Omit all images. Transcribe the rest of the material below exactly.

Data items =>
= = = =

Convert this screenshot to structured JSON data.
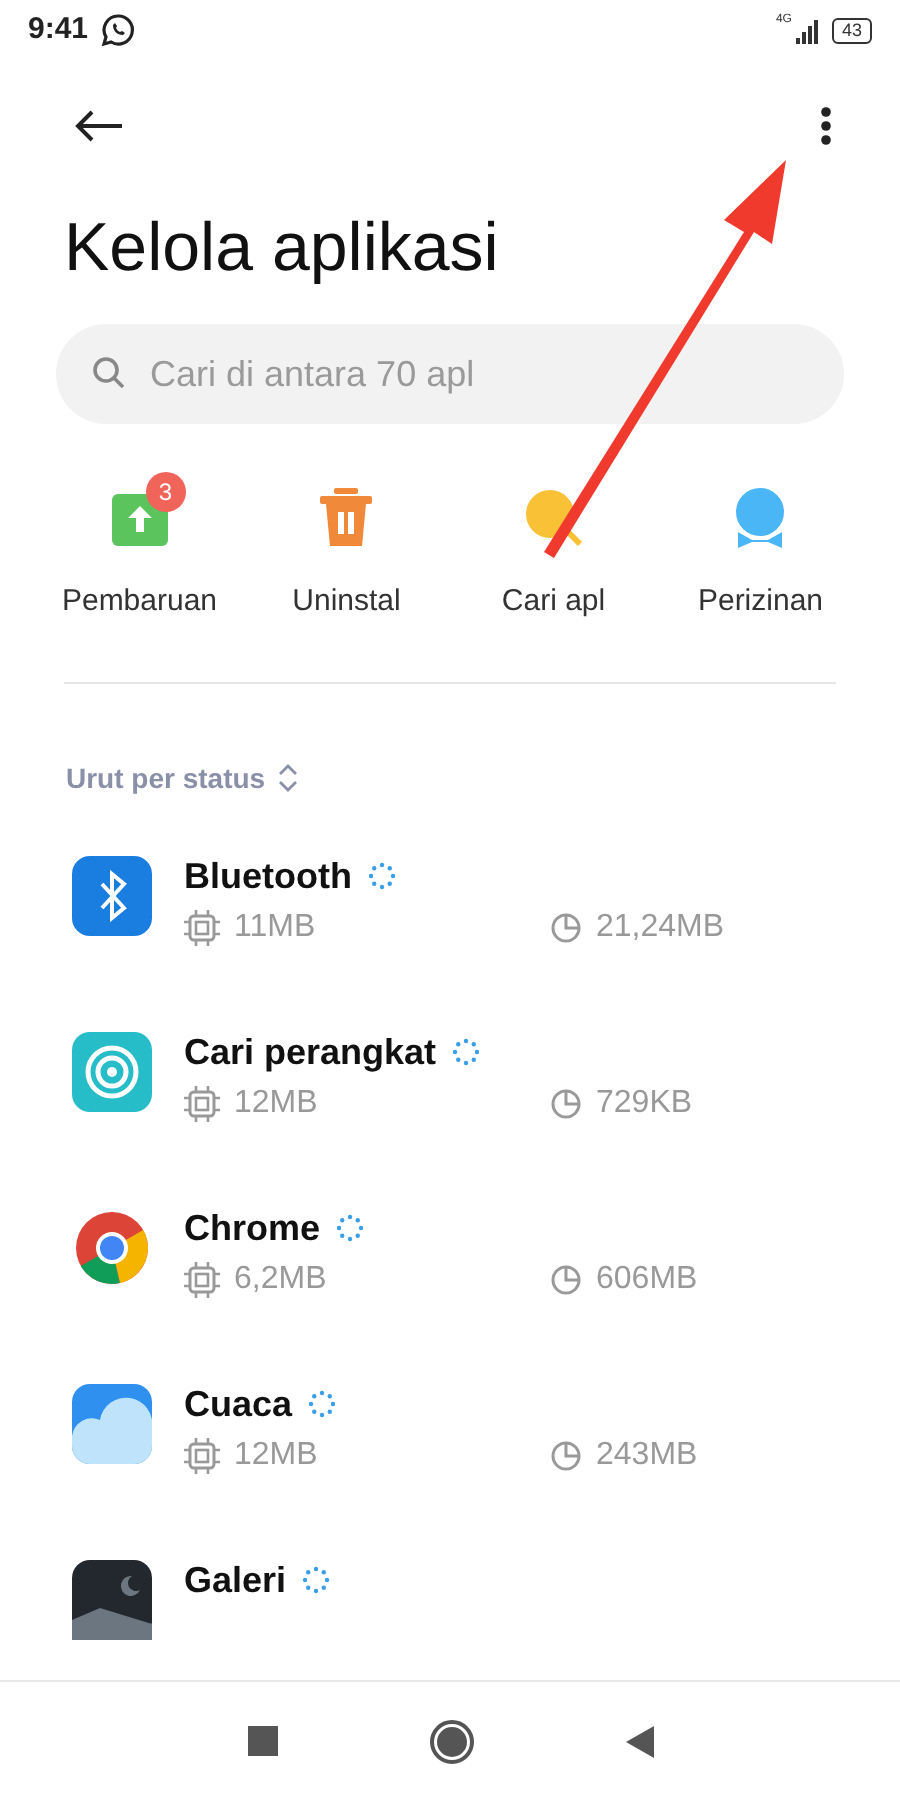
{
  "status_bar": {
    "time": "9:41",
    "network": "4G",
    "battery": "43"
  },
  "title": "Kelola aplikasi",
  "search": {
    "placeholder": "Cari di antara 70 apl"
  },
  "shortcuts": [
    {
      "label": "Pembaruan",
      "badge": "3"
    },
    {
      "label": "Uninstal"
    },
    {
      "label": "Cari apl"
    },
    {
      "label": "Perizinan"
    }
  ],
  "sort": {
    "label": "Urut per status"
  },
  "apps": [
    {
      "name": "Bluetooth",
      "loading": true,
      "memory": "11MB",
      "storage": "21,24MB"
    },
    {
      "name": "Cari perangkat",
      "loading": true,
      "memory": "12MB",
      "storage": "729KB"
    },
    {
      "name": "Chrome",
      "loading": true,
      "memory": "6,2MB",
      "storage": "606MB"
    },
    {
      "name": "Cuaca",
      "loading": true,
      "memory": "12MB",
      "storage": "243MB"
    },
    {
      "name": "Galeri",
      "loading": true
    }
  ]
}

= = = =

Result of this task =>
Convert this screenshot to structured JSON data.
{
  "status_bar": {
    "time": "9:41",
    "network": "4G",
    "battery": "43"
  },
  "title": "Kelola aplikasi",
  "search": {
    "placeholder": "Cari di antara 70 apl"
  },
  "shortcuts": [
    {
      "label": "Pembaruan",
      "badge": "3"
    },
    {
      "label": "Uninstal"
    },
    {
      "label": "Cari apl"
    },
    {
      "label": "Perizinan"
    }
  ],
  "sort": {
    "label": "Urut per status"
  },
  "apps": [
    {
      "name": "Bluetooth",
      "loading": true,
      "memory": "11MB",
      "storage": "21,24MB"
    },
    {
      "name": "Cari perangkat",
      "loading": true,
      "memory": "12MB",
      "storage": "729KB"
    },
    {
      "name": "Chrome",
      "loading": true,
      "memory": "6,2MB",
      "storage": "606MB"
    },
    {
      "name": "Cuaca",
      "loading": true,
      "memory": "12MB",
      "storage": "243MB"
    },
    {
      "name": "Galeri",
      "loading": true
    }
  ]
}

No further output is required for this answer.